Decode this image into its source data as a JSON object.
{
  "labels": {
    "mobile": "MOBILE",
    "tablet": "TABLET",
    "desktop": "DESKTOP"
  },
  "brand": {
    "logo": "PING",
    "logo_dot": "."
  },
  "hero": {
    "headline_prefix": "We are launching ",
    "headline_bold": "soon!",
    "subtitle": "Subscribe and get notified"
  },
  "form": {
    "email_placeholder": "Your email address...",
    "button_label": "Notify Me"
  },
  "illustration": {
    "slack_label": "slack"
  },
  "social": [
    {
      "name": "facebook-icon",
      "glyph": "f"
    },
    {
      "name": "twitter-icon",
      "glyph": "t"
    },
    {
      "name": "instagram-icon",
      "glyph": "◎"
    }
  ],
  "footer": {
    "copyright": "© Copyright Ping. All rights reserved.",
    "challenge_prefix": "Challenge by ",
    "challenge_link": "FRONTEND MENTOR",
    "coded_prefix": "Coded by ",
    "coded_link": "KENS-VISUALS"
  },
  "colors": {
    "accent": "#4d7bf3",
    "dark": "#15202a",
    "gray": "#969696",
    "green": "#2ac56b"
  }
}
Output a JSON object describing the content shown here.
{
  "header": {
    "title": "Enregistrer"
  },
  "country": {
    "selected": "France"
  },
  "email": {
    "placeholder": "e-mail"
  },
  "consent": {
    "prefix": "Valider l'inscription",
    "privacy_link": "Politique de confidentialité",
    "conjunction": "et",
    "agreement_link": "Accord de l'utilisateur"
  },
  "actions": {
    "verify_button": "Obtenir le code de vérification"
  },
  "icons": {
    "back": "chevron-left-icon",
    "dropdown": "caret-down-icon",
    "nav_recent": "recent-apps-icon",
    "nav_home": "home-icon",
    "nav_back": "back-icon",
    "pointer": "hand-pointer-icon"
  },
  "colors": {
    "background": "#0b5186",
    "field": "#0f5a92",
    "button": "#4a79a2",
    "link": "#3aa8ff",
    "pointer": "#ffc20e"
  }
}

(Stated goal): Each record above should be output again exactly.

(Finished answer):
Decode this image into its source data as a JSON object.
{
  "labels": {
    "mobile": "MOBILE",
    "tablet": "TABLET",
    "desktop": "DESKTOP"
  },
  "brand": {
    "logo": "PING",
    "logo_dot": "."
  },
  "hero": {
    "headline_prefix": "We are launching ",
    "headline_bold": "soon!",
    "subtitle": "Subscribe and get notified"
  },
  "form": {
    "email_placeholder": "Your email address...",
    "button_label": "Notify Me"
  },
  "illustration": {
    "slack_label": "slack"
  },
  "social": [
    {
      "name": "facebook-icon",
      "glyph": "f"
    },
    {
      "name": "twitter-icon",
      "glyph": "t"
    },
    {
      "name": "instagram-icon",
      "glyph": "◎"
    }
  ],
  "footer": {
    "copyright": "© Copyright Ping. All rights reserved.",
    "challenge_prefix": "Challenge by ",
    "challenge_link": "FRONTEND MENTOR",
    "coded_prefix": "Coded by ",
    "coded_link": "KENS-VISUALS"
  },
  "colors": {
    "accent": "#4d7bf3",
    "dark": "#15202a",
    "gray": "#969696",
    "green": "#2ac56b"
  }
}
Output a JSON object describing the content shown here.
{
  "header": {
    "title": "Enregistrer"
  },
  "country": {
    "selected": "France"
  },
  "email": {
    "placeholder": "e-mail"
  },
  "consent": {
    "prefix": "Valider l'inscription",
    "privacy_link": "Politique de confidentialité",
    "conjunction": "et",
    "agreement_link": "Accord de l'utilisateur"
  },
  "actions": {
    "verify_button": "Obtenir le code de vérification"
  },
  "icons": {
    "back": "chevron-left-icon",
    "dropdown": "caret-down-icon",
    "nav_recent": "recent-apps-icon",
    "nav_home": "home-icon",
    "nav_back": "back-icon",
    "pointer": "hand-pointer-icon"
  },
  "colors": {
    "background": "#0b5186",
    "field": "#0f5a92",
    "button": "#4a79a2",
    "link": "#3aa8ff",
    "pointer": "#ffc20e"
  }
}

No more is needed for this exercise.